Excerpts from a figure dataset
▬▬▬
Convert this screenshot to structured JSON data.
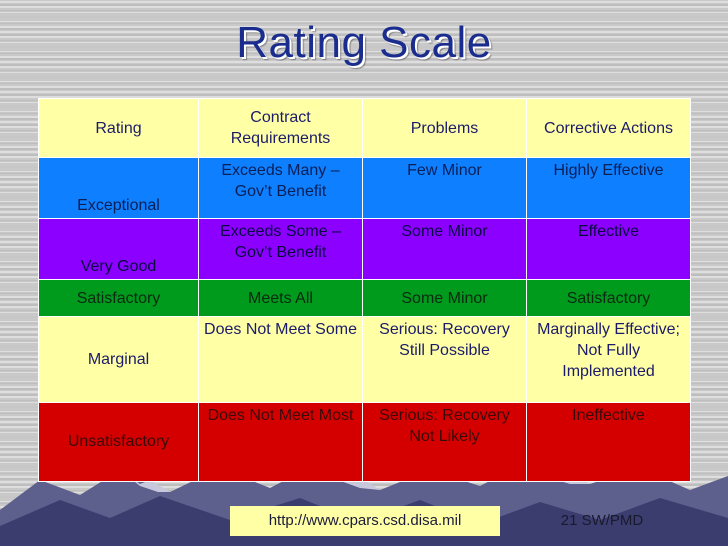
{
  "title": "Rating Scale",
  "table": {
    "headers": [
      "Rating",
      "Contract Requirements",
      "Problems",
      "Corrective Actions"
    ],
    "rows": [
      {
        "rating": "Exceptional",
        "requirements": "Exceeds Many – Gov’t Benefit",
        "problems": "Few Minor",
        "actions": "Highly Effective",
        "color": "#0e7fff"
      },
      {
        "rating": "Very Good",
        "requirements": "Exceeds Some – Gov’t Benefit",
        "problems": "Some Minor",
        "actions": "Effective",
        "color": "#8b00ff"
      },
      {
        "rating": "Satisfactory",
        "requirements": "Meets All",
        "problems": "Some Minor",
        "actions": "Satisfactory",
        "color": "#009a1d"
      },
      {
        "rating": "Marginal",
        "requirements": "Does Not Meet Some",
        "problems": "Serious: Recovery Still Possible",
        "actions": "Marginally Effective; Not Fully Implemented",
        "color": "#ffffa6"
      },
      {
        "rating": "Unsatisfactory",
        "requirements": "Does Not Meet Most",
        "problems": "Serious: Recovery Not Likely",
        "actions": "Ineffective",
        "color": "#d40000"
      }
    ]
  },
  "footer": {
    "url": "http://www.cpars.csd.disa.mil",
    "org": "21 SW/PMD"
  }
}
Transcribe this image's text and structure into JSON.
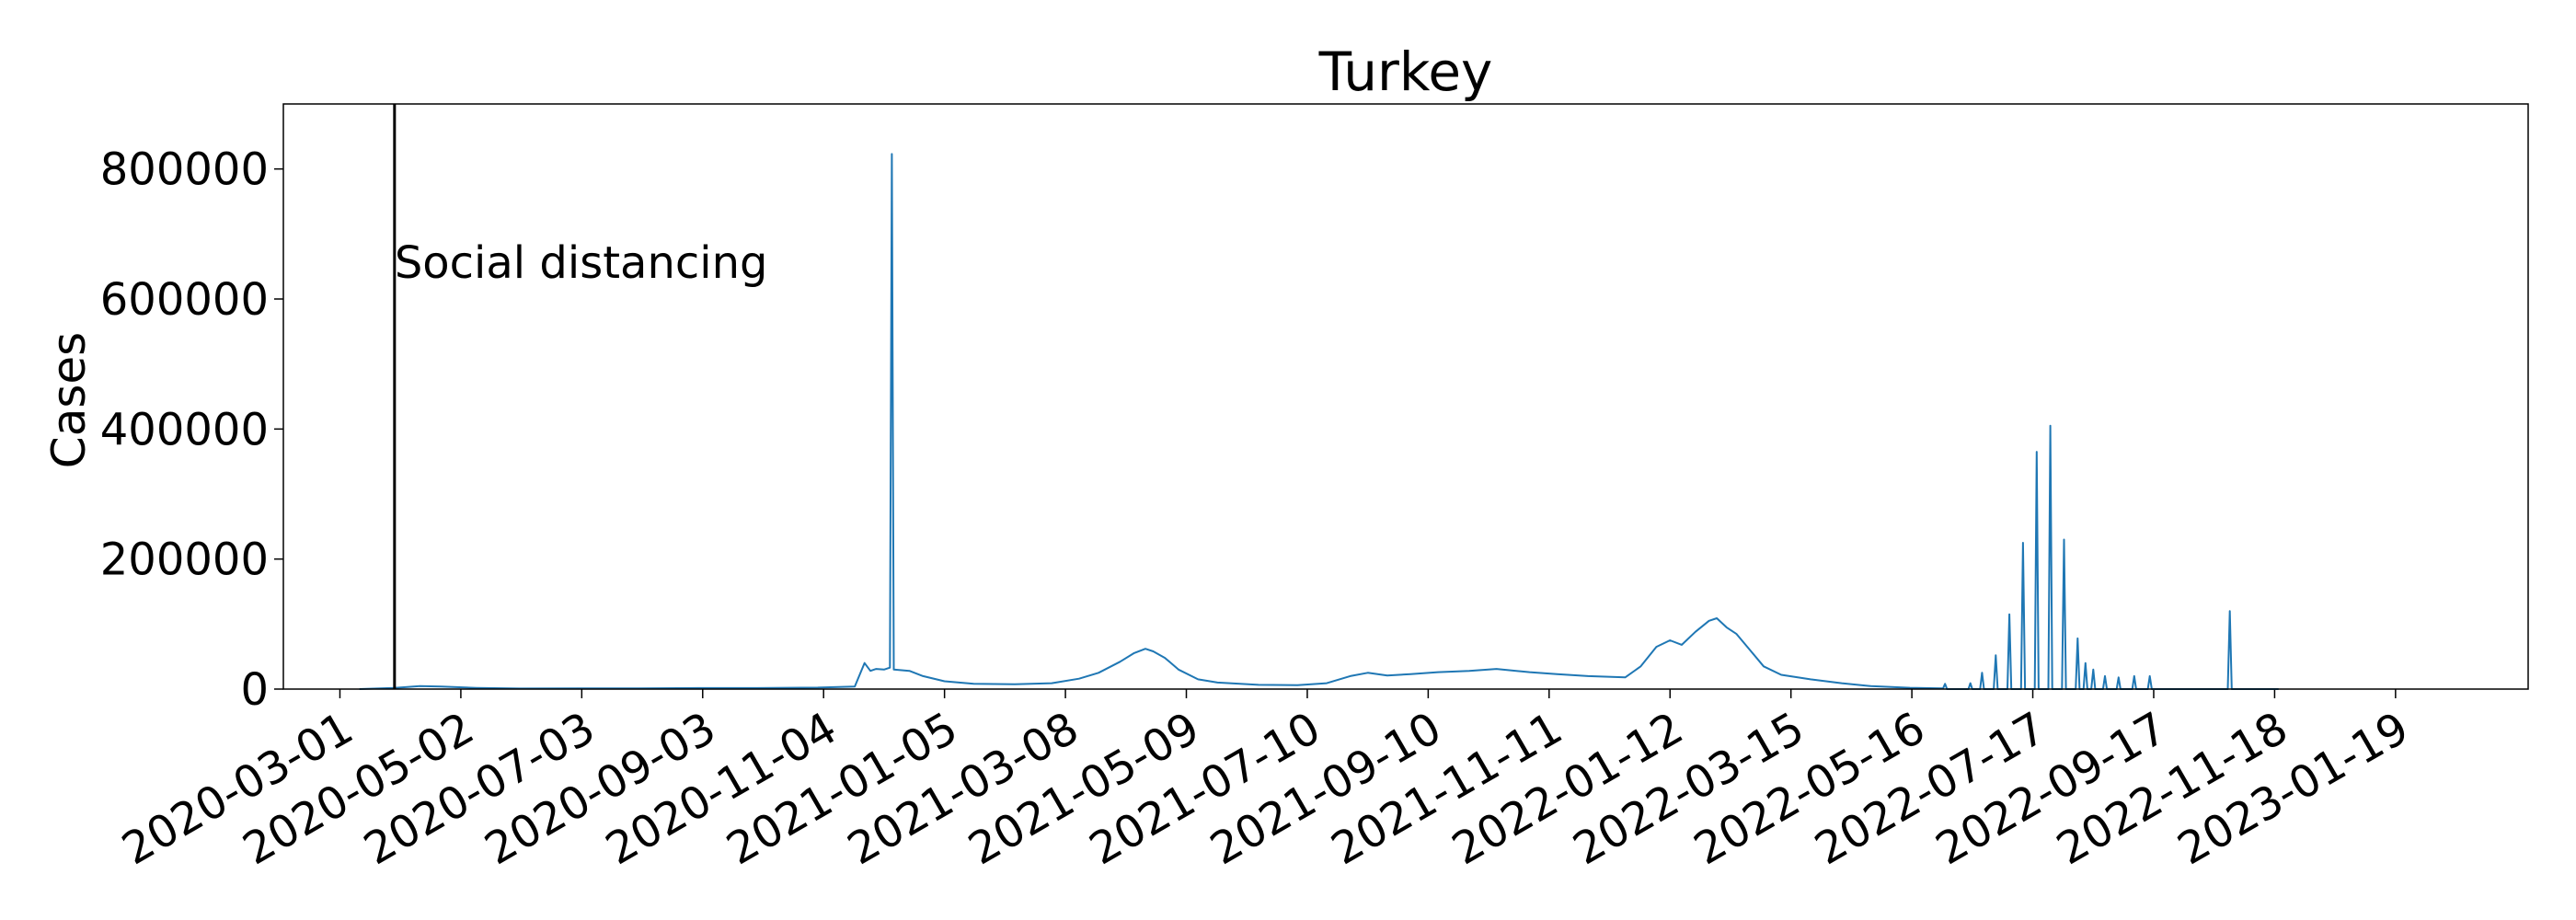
{
  "chart_data": {
    "type": "line",
    "title": "Turkey",
    "xlabel": "",
    "ylabel": "Cases",
    "x_range": [
      "2020-02-01",
      "2023-03-28"
    ],
    "ylim": [
      0,
      900000
    ],
    "yticks": [
      0,
      200000,
      400000,
      600000,
      800000
    ],
    "xticks": [
      "2020-03-01",
      "2020-05-02",
      "2020-07-03",
      "2020-09-03",
      "2020-11-04",
      "2021-01-05",
      "2021-03-08",
      "2021-05-09",
      "2021-07-10",
      "2021-09-10",
      "2021-11-11",
      "2022-01-12",
      "2022-03-15",
      "2022-05-16",
      "2022-07-17",
      "2022-09-17",
      "2022-11-18",
      "2023-01-19"
    ],
    "line_color": "#1f77b4",
    "annotation": {
      "date": "2020-03-29",
      "label": "Social distancing"
    },
    "series": [
      {
        "points": [
          [
            "2020-03-11",
            0
          ],
          [
            "2020-03-29",
            1800
          ],
          [
            "2020-04-11",
            4500
          ],
          [
            "2020-04-22",
            3800
          ],
          [
            "2020-05-10",
            1800
          ],
          [
            "2020-06-01",
            900
          ],
          [
            "2020-07-01",
            1100
          ],
          [
            "2020-08-01",
            1200
          ],
          [
            "2020-09-01",
            1500
          ],
          [
            "2020-10-01",
            1600
          ],
          [
            "2020-11-01",
            2200
          ],
          [
            "2020-11-20",
            4000
          ],
          [
            "2020-11-25",
            40000
          ],
          [
            "2020-11-28",
            28000
          ],
          [
            "2020-12-01",
            31000
          ],
          [
            "2020-12-05",
            30000
          ],
          [
            "2020-12-08",
            33000
          ],
          [
            "2020-12-09",
            823000
          ],
          [
            "2020-12-10",
            30000
          ],
          [
            "2020-12-18",
            28000
          ],
          [
            "2020-12-25",
            20000
          ],
          [
            "2021-01-05",
            12000
          ],
          [
            "2021-01-20",
            8000
          ],
          [
            "2021-02-10",
            7500
          ],
          [
            "2021-03-01",
            9000
          ],
          [
            "2021-03-15",
            16000
          ],
          [
            "2021-03-25",
            25000
          ],
          [
            "2021-04-05",
            42000
          ],
          [
            "2021-04-12",
            55000
          ],
          [
            "2021-04-18",
            62000
          ],
          [
            "2021-04-22",
            58000
          ],
          [
            "2021-04-28",
            48000
          ],
          [
            "2021-05-05",
            30000
          ],
          [
            "2021-05-15",
            15000
          ],
          [
            "2021-05-25",
            10000
          ],
          [
            "2021-06-15",
            6500
          ],
          [
            "2021-07-05",
            6000
          ],
          [
            "2021-07-20",
            9000
          ],
          [
            "2021-08-01",
            20000
          ],
          [
            "2021-08-10",
            25000
          ],
          [
            "2021-08-20",
            21000
          ],
          [
            "2021-09-01",
            23000
          ],
          [
            "2021-09-15",
            26000
          ],
          [
            "2021-10-01",
            28000
          ],
          [
            "2021-10-15",
            31000
          ],
          [
            "2021-11-01",
            26000
          ],
          [
            "2021-11-15",
            23000
          ],
          [
            "2021-12-01",
            20000
          ],
          [
            "2021-12-20",
            18000
          ],
          [
            "2021-12-28",
            35000
          ],
          [
            "2022-01-05",
            65000
          ],
          [
            "2022-01-12",
            75000
          ],
          [
            "2022-01-18",
            68000
          ],
          [
            "2022-01-25",
            88000
          ],
          [
            "2022-02-01",
            105000
          ],
          [
            "2022-02-05",
            109000
          ],
          [
            "2022-02-10",
            95000
          ],
          [
            "2022-02-15",
            85000
          ],
          [
            "2022-02-22",
            60000
          ],
          [
            "2022-03-01",
            35000
          ],
          [
            "2022-03-10",
            22000
          ],
          [
            "2022-03-25",
            15000
          ],
          [
            "2022-04-10",
            9000
          ],
          [
            "2022-04-25",
            4500
          ],
          [
            "2022-05-15",
            2000
          ],
          [
            "2022-06-01",
            1000
          ],
          [
            "2022-06-02",
            8000
          ],
          [
            "2022-06-03",
            0
          ],
          [
            "2022-06-14",
            0
          ],
          [
            "2022-06-15",
            9000
          ],
          [
            "2022-06-16",
            0
          ],
          [
            "2022-06-20",
            0
          ],
          [
            "2022-06-21",
            25000
          ],
          [
            "2022-06-22",
            0
          ],
          [
            "2022-06-27",
            0
          ],
          [
            "2022-06-28",
            52000
          ],
          [
            "2022-06-29",
            0
          ],
          [
            "2022-07-04",
            0
          ],
          [
            "2022-07-05",
            115000
          ],
          [
            "2022-07-06",
            0
          ],
          [
            "2022-07-11",
            0
          ],
          [
            "2022-07-12",
            225000
          ],
          [
            "2022-07-13",
            0
          ],
          [
            "2022-07-18",
            0
          ],
          [
            "2022-07-19",
            365000
          ],
          [
            "2022-07-20",
            0
          ],
          [
            "2022-07-25",
            0
          ],
          [
            "2022-07-26",
            405000
          ],
          [
            "2022-07-27",
            0
          ],
          [
            "2022-08-01",
            0
          ],
          [
            "2022-08-02",
            230000
          ],
          [
            "2022-08-03",
            0
          ],
          [
            "2022-08-08",
            0
          ],
          [
            "2022-08-09",
            78000
          ],
          [
            "2022-08-10",
            0
          ],
          [
            "2022-08-12",
            0
          ],
          [
            "2022-08-13",
            40000
          ],
          [
            "2022-08-14",
            0
          ],
          [
            "2022-08-16",
            0
          ],
          [
            "2022-08-17",
            30000
          ],
          [
            "2022-08-18",
            0
          ],
          [
            "2022-08-22",
            0
          ],
          [
            "2022-08-23",
            20000
          ],
          [
            "2022-08-24",
            0
          ],
          [
            "2022-08-29",
            0
          ],
          [
            "2022-08-30",
            18000
          ],
          [
            "2022-08-31",
            0
          ],
          [
            "2022-09-06",
            0
          ],
          [
            "2022-09-07",
            20000
          ],
          [
            "2022-09-08",
            0
          ],
          [
            "2022-09-14",
            0
          ],
          [
            "2022-09-15",
            20000
          ],
          [
            "2022-09-16",
            0
          ],
          [
            "2022-10-25",
            0
          ],
          [
            "2022-10-26",
            120000
          ],
          [
            "2022-10-27",
            0
          ],
          [
            "2022-11-20",
            0
          ]
        ]
      }
    ]
  }
}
▬▬▬
§ **DO THIS**: Leave the pictures out and print the records above exactly as they stand.

§ **THE RESULT**:
Convert this screenshot to structured JSON data.
{
  "title": "Rating Scale",
  "table": {
    "headers": [
      "Rating",
      "Contract Requirements",
      "Problems",
      "Corrective Actions"
    ],
    "rows": [
      {
        "rating": "Exceptional",
        "requirements": "Exceeds Many – Gov’t Benefit",
        "problems": "Few Minor",
        "actions": "Highly Effective",
        "color": "#0e7fff"
      },
      {
        "rating": "Very Good",
        "requirements": "Exceeds Some – Gov’t Benefit",
        "problems": "Some Minor",
        "actions": "Effective",
        "color": "#8b00ff"
      },
      {
        "rating": "Satisfactory",
        "requirements": "Meets All",
        "problems": "Some Minor",
        "actions": "Satisfactory",
        "color": "#009a1d"
      },
      {
        "rating": "Marginal",
        "requirements": "Does Not Meet Some",
        "problems": "Serious: Recovery Still Possible",
        "actions": "Marginally Effective; Not Fully Implemented",
        "color": "#ffffa6"
      },
      {
        "rating": "Unsatisfactory",
        "requirements": "Does Not Meet Most",
        "problems": "Serious: Recovery Not Likely",
        "actions": "Ineffective",
        "color": "#d40000"
      }
    ]
  },
  "footer": {
    "url": "http://www.cpars.csd.disa.mil",
    "org": "21 SW/PMD"
  }
}
Transcribe this image's text and structure into JSON.
{
  "chart_data": {
    "type": "line",
    "title": "Turkey",
    "xlabel": "",
    "ylabel": "Cases",
    "x_range": [
      "2020-02-01",
      "2023-03-28"
    ],
    "ylim": [
      0,
      900000
    ],
    "yticks": [
      0,
      200000,
      400000,
      600000,
      800000
    ],
    "xticks": [
      "2020-03-01",
      "2020-05-02",
      "2020-07-03",
      "2020-09-03",
      "2020-11-04",
      "2021-01-05",
      "2021-03-08",
      "2021-05-09",
      "2021-07-10",
      "2021-09-10",
      "2021-11-11",
      "2022-01-12",
      "2022-03-15",
      "2022-05-16",
      "2022-07-17",
      "2022-09-17",
      "2022-11-18",
      "2023-01-19"
    ],
    "line_color": "#1f77b4",
    "annotation": {
      "date": "2020-03-29",
      "label": "Social distancing"
    },
    "series": [
      {
        "points": [
          [
            "2020-03-11",
            0
          ],
          [
            "2020-03-29",
            1800
          ],
          [
            "2020-04-11",
            4500
          ],
          [
            "2020-04-22",
            3800
          ],
          [
            "2020-05-10",
            1800
          ],
          [
            "2020-06-01",
            900
          ],
          [
            "2020-07-01",
            1100
          ],
          [
            "2020-08-01",
            1200
          ],
          [
            "2020-09-01",
            1500
          ],
          [
            "2020-10-01",
            1600
          ],
          [
            "2020-11-01",
            2200
          ],
          [
            "2020-11-20",
            4000
          ],
          [
            "2020-11-25",
            40000
          ],
          [
            "2020-11-28",
            28000
          ],
          [
            "2020-12-01",
            31000
          ],
          [
            "2020-12-05",
            30000
          ],
          [
            "2020-12-08",
            33000
          ],
          [
            "2020-12-09",
            823000
          ],
          [
            "2020-12-10",
            30000
          ],
          [
            "2020-12-18",
            28000
          ],
          [
            "2020-12-25",
            20000
          ],
          [
            "2021-01-05",
            12000
          ],
          [
            "2021-01-20",
            8000
          ],
          [
            "2021-02-10",
            7500
          ],
          [
            "2021-03-01",
            9000
          ],
          [
            "2021-03-15",
            16000
          ],
          [
            "2021-03-25",
            25000
          ],
          [
            "2021-04-05",
            42000
          ],
          [
            "2021-04-12",
            55000
          ],
          [
            "2021-04-18",
            62000
          ],
          [
            "2021-04-22",
            58000
          ],
          [
            "2021-04-28",
            48000
          ],
          [
            "2021-05-05",
            30000
          ],
          [
            "2021-05-15",
            15000
          ],
          [
            "2021-05-25",
            10000
          ],
          [
            "2021-06-15",
            6500
          ],
          [
            "2021-07-05",
            6000
          ],
          [
            "2021-07-20",
            9000
          ],
          [
            "2021-08-01",
            20000
          ],
          [
            "2021-08-10",
            25000
          ],
          [
            "2021-08-20",
            21000
          ],
          [
            "2021-09-01",
            23000
          ],
          [
            "2021-09-15",
            26000
          ],
          [
            "2021-10-01",
            28000
          ],
          [
            "2021-10-15",
            31000
          ],
          [
            "2021-11-01",
            26000
          ],
          [
            "2021-11-15",
            23000
          ],
          [
            "2021-12-01",
            20000
          ],
          [
            "2021-12-20",
            18000
          ],
          [
            "2021-12-28",
            35000
          ],
          [
            "2022-01-05",
            65000
          ],
          [
            "2022-01-12",
            75000
          ],
          [
            "2022-01-18",
            68000
          ],
          [
            "2022-01-25",
            88000
          ],
          [
            "2022-02-01",
            105000
          ],
          [
            "2022-02-05",
            109000
          ],
          [
            "2022-02-10",
            95000
          ],
          [
            "2022-02-15",
            85000
          ],
          [
            "2022-02-22",
            60000
          ],
          [
            "2022-03-01",
            35000
          ],
          [
            "2022-03-10",
            22000
          ],
          [
            "2022-03-25",
            15000
          ],
          [
            "2022-04-10",
            9000
          ],
          [
            "2022-04-25",
            4500
          ],
          [
            "2022-05-15",
            2000
          ],
          [
            "2022-06-01",
            1000
          ],
          [
            "2022-06-02",
            8000
          ],
          [
            "2022-06-03",
            0
          ],
          [
            "2022-06-14",
            0
          ],
          [
            "2022-06-15",
            9000
          ],
          [
            "2022-06-16",
            0
          ],
          [
            "2022-06-20",
            0
          ],
          [
            "2022-06-21",
            25000
          ],
          [
            "2022-06-22",
            0
          ],
          [
            "2022-06-27",
            0
          ],
          [
            "2022-06-28",
            52000
          ],
          [
            "2022-06-29",
            0
          ],
          [
            "2022-07-04",
            0
          ],
          [
            "2022-07-05",
            115000
          ],
          [
            "2022-07-06",
            0
          ],
          [
            "2022-07-11",
            0
          ],
          [
            "2022-07-12",
            225000
          ],
          [
            "2022-07-13",
            0
          ],
          [
            "2022-07-18",
            0
          ],
          [
            "2022-07-19",
            365000
          ],
          [
            "2022-07-20",
            0
          ],
          [
            "2022-07-25",
            0
          ],
          [
            "2022-07-26",
            405000
          ],
          [
            "2022-07-27",
            0
          ],
          [
            "2022-08-01",
            0
          ],
          [
            "2022-08-02",
            230000
          ],
          [
            "2022-08-03",
            0
          ],
          [
            "2022-08-08",
            0
          ],
          [
            "2022-08-09",
            78000
          ],
          [
            "2022-08-10",
            0
          ],
          [
            "2022-08-12",
            0
          ],
          [
            "2022-08-13",
            40000
          ],
          [
            "2022-08-14",
            0
          ],
          [
            "2022-08-16",
            0
          ],
          [
            "2022-08-17",
            30000
          ],
          [
            "2022-08-18",
            0
          ],
          [
            "2022-08-22",
            0
          ],
          [
            "2022-08-23",
            20000
          ],
          [
            "2022-08-24",
            0
          ],
          [
            "2022-08-29",
            0
          ],
          [
            "2022-08-30",
            18000
          ],
          [
            "2022-08-31",
            0
          ],
          [
            "2022-09-06",
            0
          ],
          [
            "2022-09-07",
            20000
          ],
          [
            "2022-09-08",
            0
          ],
          [
            "2022-09-14",
            0
          ],
          [
            "2022-09-15",
            20000
          ],
          [
            "2022-09-16",
            0
          ],
          [
            "2022-10-25",
            0
          ],
          [
            "2022-10-26",
            120000
          ],
          [
            "2022-10-27",
            0
          ],
          [
            "2022-11-20",
            0
          ]
        ]
      }
    ]
  }
}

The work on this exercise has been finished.